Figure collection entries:
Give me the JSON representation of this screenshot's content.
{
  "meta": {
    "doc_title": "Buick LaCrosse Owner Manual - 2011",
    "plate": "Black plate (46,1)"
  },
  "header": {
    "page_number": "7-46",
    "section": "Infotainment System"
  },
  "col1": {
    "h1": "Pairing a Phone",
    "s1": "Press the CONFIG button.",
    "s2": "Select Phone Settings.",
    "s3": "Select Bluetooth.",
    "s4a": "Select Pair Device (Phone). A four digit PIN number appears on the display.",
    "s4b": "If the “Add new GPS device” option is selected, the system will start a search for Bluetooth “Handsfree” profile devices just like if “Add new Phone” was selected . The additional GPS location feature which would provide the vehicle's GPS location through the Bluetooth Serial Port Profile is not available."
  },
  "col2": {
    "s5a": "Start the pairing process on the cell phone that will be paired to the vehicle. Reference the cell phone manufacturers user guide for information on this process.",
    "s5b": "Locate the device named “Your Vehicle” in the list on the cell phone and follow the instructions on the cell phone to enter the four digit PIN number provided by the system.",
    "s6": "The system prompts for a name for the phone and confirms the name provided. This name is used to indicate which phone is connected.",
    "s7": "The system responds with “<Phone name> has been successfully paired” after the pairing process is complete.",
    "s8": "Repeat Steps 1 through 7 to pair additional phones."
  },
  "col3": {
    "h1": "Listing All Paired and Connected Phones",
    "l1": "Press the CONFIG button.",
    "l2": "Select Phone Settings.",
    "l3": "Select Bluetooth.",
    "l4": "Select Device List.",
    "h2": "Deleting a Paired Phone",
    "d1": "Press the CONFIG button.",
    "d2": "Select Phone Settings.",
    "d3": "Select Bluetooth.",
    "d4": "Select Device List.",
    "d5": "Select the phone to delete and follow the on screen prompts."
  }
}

→ **Goal**: Output the records exactly, including every line.

→ **Result**:
Give me the JSON representation of this screenshot's content.
{
  "meta": {
    "doc_title": "Buick LaCrosse Owner Manual - 2011",
    "plate": "Black plate (46,1)"
  },
  "header": {
    "page_number": "7-46",
    "section": "Infotainment System"
  },
  "col1": {
    "h1": "Pairing a Phone",
    "s1": "Press the CONFIG button.",
    "s2": "Select Phone Settings.",
    "s3": "Select Bluetooth.",
    "s4a": "Select Pair Device (Phone). A four digit PIN number appears on the display.",
    "s4b": "If the “Add new GPS device” option is selected, the system will start a search for Bluetooth “Handsfree” profile devices just like if “Add new Phone” was selected . The additional GPS location feature which would provide the vehicle's GPS location through the Bluetooth Serial Port Profile is not available."
  },
  "col2": {
    "s5a": "Start the pairing process on the cell phone that will be paired to the vehicle. Reference the cell phone manufacturers user guide for information on this process.",
    "s5b": "Locate the device named “Your Vehicle” in the list on the cell phone and follow the instructions on the cell phone to enter the four digit PIN number provided by the system.",
    "s6": "The system prompts for a name for the phone and confirms the name provided. This name is used to indicate which phone is connected.",
    "s7": "The system responds with “<Phone name> has been successfully paired” after the pairing process is complete.",
    "s8": "Repeat Steps 1 through 7 to pair additional phones."
  },
  "col3": {
    "h1": "Listing All Paired and Connected Phones",
    "l1": "Press the CONFIG button.",
    "l2": "Select Phone Settings.",
    "l3": "Select Bluetooth.",
    "l4": "Select Device List.",
    "h2": "Deleting a Paired Phone",
    "d1": "Press the CONFIG button.",
    "d2": "Select Phone Settings.",
    "d3": "Select Bluetooth.",
    "d4": "Select Device List.",
    "d5": "Select the phone to delete and follow the on screen prompts."
  }
}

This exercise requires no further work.